--- EXCERPTED DATA ---

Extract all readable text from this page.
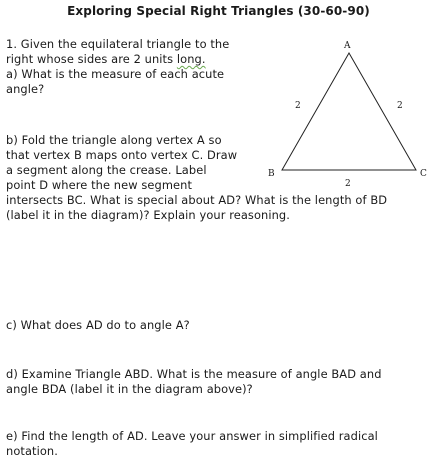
Exploring Special Right Triangles (30-60-90)
1. Given the equilateral triangle to the
right whose sides are 2 units long.
a) What is the measure of each acute
angle?
b) Fold the triangle along vertex A so
that vertex B maps onto vertex C. Draw
a segment along the crease. Label
point D where the new segment
intersects BC. What is special about AD? What is the length of BD
(label it in the diagram)? Explain your reasoning.
c) What does AD do to angle A?
d) Examine Triangle ABD. What is the measure of angle BAD and
angle BDA (label it in the diagram above)?
e) Find the length of AD. Leave your answer in simplified radical
notation.
A
B	C
2	2
2
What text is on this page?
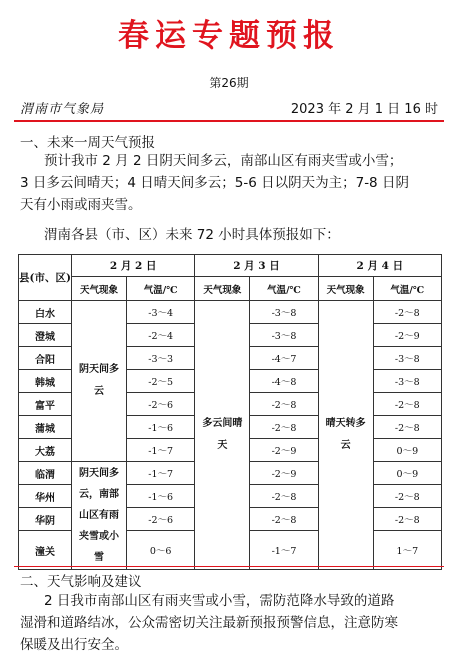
春运专题预报
第26期
渭南市气象局	2023 年 2 月 1 日 16 时
一、未来一周天气预报
预计我市 2 月 2 日阴天间多云，南部山区有雨夹雪或小雪；
3 日多云间晴天；4 日晴天间多云；5-6 日以阴天为主；7-8 日阴
天有小雨或雨夹雪。
渭南各县（市、区）未来 72 小时具体预报如下：
县(市、区)	2 月 2 日		2 月 3 日		2 月 4 日	
	天气现象	气温/℃	天气现象	气温/℃	天气现象	气温/℃
白水	阴天间多云	-3～4	多云间晴天	-3～8	晴天转多云	-2～8
澄城		-2～4		-3～8		-2～9
合阳		-3～3		-4～7		-3～8
韩城		-2～5		-4～8		-3～8
富平		-2～6		-2～8		-2～8
蒲城		-1～6		-2～8		-2～8
大荔		-1～7		-2～9		0～9
临渭	阴天间多云，南部山区有雨夹雪或小雪	-1～7		-2～9		0～9
华州		-1～6		-2～8		-2～8
华阴		-2～6		-2～8		-2～8
潼关		0～6		-1～7		1～7
二、天气影响及建议
2 日我市南部山区有雨夹雪或小雪，需防范降水导致的道路
湿滑和道路结冰，公众需密切关注最新预报预警信息，注意防寒
保暖及出行安全。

---

* WHAT THE TASK ASKS *
Above are records with pictures; repeat the records exactly and leave the pictures out.

* SOLUTION FOR THIS PROBLEM *
Extract all readable text from this page.
Exploring Special Right Triangles (30-60-90)
1. Given the equilateral triangle to the
right whose sides are 2 units long.
a) What is the measure of each acute
angle?
b) Fold the triangle along vertex A so
that vertex B maps onto vertex C. Draw
a segment along the crease. Label
point D where the new segment
intersects BC. What is special about AD? What is the length of BD
(label it in the diagram)? Explain your reasoning.
c) What does AD do to angle A?
d) Examine Triangle ABD. What is the measure of angle BAD and
angle BDA (label it in the diagram above)?
e) Find the length of AD. Leave your answer in simplified radical
notation.
A
B	C
2	2
2
What text is on this page?
春运专题预报
第26期
渭南市气象局	2023 年 2 月 1 日 16 时
一、未来一周天气预报
预计我市 2 月 2 日阴天间多云，南部山区有雨夹雪或小雪；
3 日多云间晴天；4 日晴天间多云；5-6 日以阴天为主；7-8 日阴
天有小雨或雨夹雪。
渭南各县（市、区）未来 72 小时具体预报如下：
县(市、区)	2 月 2 日		2 月 3 日		2 月 4 日	
	天气现象	气温/℃	天气现象	气温/℃	天气现象	气温/℃
白水	阴天间多云	-3～4	多云间晴天	-3～8	晴天转多云	-2～8
澄城		-2～4		-3～8		-2～9
合阳		-3～3		-4～7		-3～8
韩城		-2～5		-4～8		-3～8
富平		-2～6		-2～8		-2～8
蒲城		-1～6		-2～8		-2～8
大荔		-1～7		-2～9		0～9
临渭	阴天间多云，南部山区有雨夹雪或小雪	-1～7		-2～9		0～9
华州		-1～6		-2～8		-2～8
华阴		-2～6		-2～8		-2～8
潼关		0～6		-1～7		1～7
二、天气影响及建议
2 日我市南部山区有雨夹雪或小雪，需防范降水导致的道路
湿滑和道路结冰，公众需密切关注最新预报预警信息，注意防寒
保暖及出行安全。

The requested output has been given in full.